▶ [Set problem] Using the records below, count the lines with "figura" in them. Give the number only.

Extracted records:

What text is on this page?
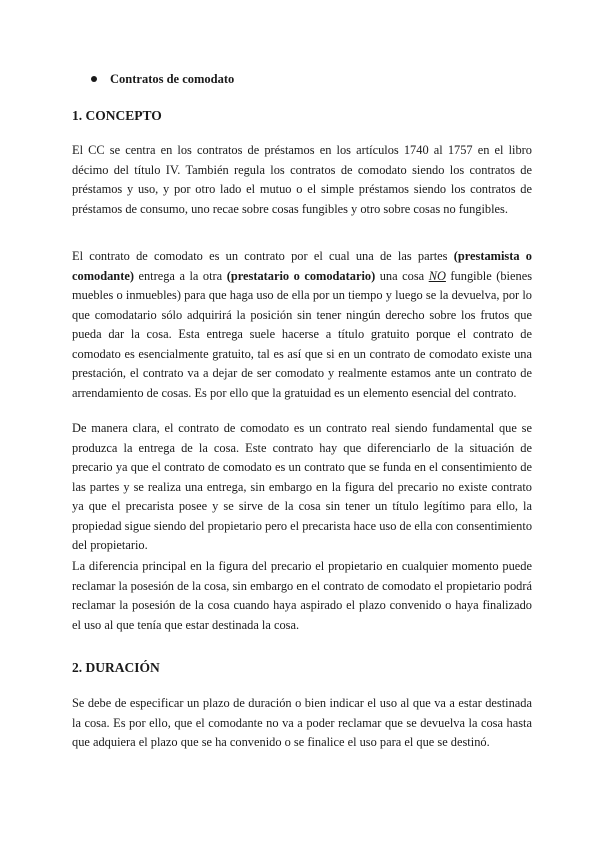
Contratos de comodato
1. CONCEPTO

El CC se centra en los contratos de préstamos en los artículos 1740 al 1757 en el libro décimo del título IV. También regula los contratos de comodato siendo los contratos de préstamos y uso, y por otro lado el mutuo o el simple préstamos siendo los contratos de préstamos de consumo, uno recae sobre cosas fungibles y otro sobre cosas no fungibles.

El contrato de comodato es un contrato por el cual una de las partes (prestamista o comodante) entrega a la otra (prestatario o comodatario) una cosa NO fungible (bienes muebles o inmuebles) para que haga uso de ella por un tiempo y luego se la devuelva, por lo que comodatario sólo adquirirá la posición sin tener ningún derecho sobre los frutos que pueda dar la cosa. Esta entrega suele hacerse a título gratuito porque el contrato de comodato es esencialmente gratuito, tal es así que si en un contrato de comodato existe una prestación, el contrato va a dejar de ser comodato y realmente estamos ante un contrato de arrendamiento de cosas. Es por ello que la gratuidad es un elemento esencial del contrato.

De manera clara, el contrato de comodato es un contrato real siendo fundamental que se produzca la entrega de la cosa. Este contrato hay que diferenciarlo de la situación de precario ya que el contrato de comodato es un contrato que se funda en el consentimiento de las partes y se realiza una entrega, sin embargo en la figura del precario no existe contrato ya que el precarista posee y se sirve de la cosa sin tener un título legítimo para ello, la propiedad sigue siendo del propietario pero el precarista hace uso de ella con consentimiento del propietario.

La diferencia principal en la figura del precario el propietario en cualquier momento puede reclamar la posesión de la cosa, sin embargo en el contrato de comodato el propietario podrá reclamar la posesión de la cosa cuando haya aspirado el plazo convenido o haya finalizado el uso al que tenía que estar destinada la cosa.

2. DURACIÓN

Se debe de especificar un plazo de duración o bien indicar el uso al que va a estar destinada la cosa. Es por ello, que el comodante no va a poder reclamar que se devuelva la cosa hasta que adquiera el plazo que se ha convenido o se finalice el uso para el que se destinó.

▶ [Output of the exercise] 2